OBJECTIVE: Write out all of the entries exactly as given.

(Stored dataset items)
┌────────
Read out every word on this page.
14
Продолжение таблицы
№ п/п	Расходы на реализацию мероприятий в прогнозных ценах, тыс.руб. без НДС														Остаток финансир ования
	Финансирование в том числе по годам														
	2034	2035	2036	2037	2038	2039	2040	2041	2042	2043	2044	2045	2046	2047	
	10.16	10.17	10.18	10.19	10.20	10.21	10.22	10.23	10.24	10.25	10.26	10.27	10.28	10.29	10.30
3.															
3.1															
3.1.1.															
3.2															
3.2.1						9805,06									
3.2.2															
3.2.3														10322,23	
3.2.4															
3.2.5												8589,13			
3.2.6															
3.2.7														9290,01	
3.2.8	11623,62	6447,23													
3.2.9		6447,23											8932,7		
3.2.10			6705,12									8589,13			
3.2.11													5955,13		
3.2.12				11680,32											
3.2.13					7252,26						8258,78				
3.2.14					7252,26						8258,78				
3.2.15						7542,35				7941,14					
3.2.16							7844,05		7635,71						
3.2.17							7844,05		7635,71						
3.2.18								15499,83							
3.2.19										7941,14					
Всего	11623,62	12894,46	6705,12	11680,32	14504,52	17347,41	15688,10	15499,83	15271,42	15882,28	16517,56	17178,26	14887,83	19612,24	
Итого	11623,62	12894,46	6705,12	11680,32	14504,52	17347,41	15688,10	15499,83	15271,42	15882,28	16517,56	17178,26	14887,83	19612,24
└────────
RESULT BELOW:
Read out every word on this page.
14
Продолжение таблицы
№ п/п	Расходы на реализацию мероприятий в прогнозных ценах, тыс.руб. без НДС														Остаток финансир ования
	Финансирование в том числе по годам														
	2034	2035	2036	2037	2038	2039	2040	2041	2042	2043	2044	2045	2046	2047	
	10.16	10.17	10.18	10.19	10.20	10.21	10.22	10.23	10.24	10.25	10.26	10.27	10.28	10.29	10.30
3.															
3.1															
3.1.1.															
3.2															
3.2.1						9805,06									
3.2.2															
3.2.3														10322,23	
3.2.4															
3.2.5												8589,13			
3.2.6															
3.2.7														9290,01	
3.2.8	11623,62	6447,23													
3.2.9		6447,23											8932,7		
3.2.10			6705,12									8589,13			
3.2.11													5955,13		
3.2.12				11680,32											
3.2.13					7252,26						8258,78				
3.2.14					7252,26						8258,78				
3.2.15						7542,35				7941,14					
3.2.16							7844,05		7635,71						
3.2.17							7844,05		7635,71						
3.2.18								15499,83							
3.2.19										7941,14					
Всего	11623,62	12894,46	6705,12	11680,32	14504,52	17347,41	15688,10	15499,83	15271,42	15882,28	16517,56	17178,26	14887,83	19612,24	
Итого	11623,62	12894,46	6705,12	11680,32	14504,52	17347,41	15688,10	15499,83	15271,42	15882,28	16517,56	17178,26	14887,83	19612,24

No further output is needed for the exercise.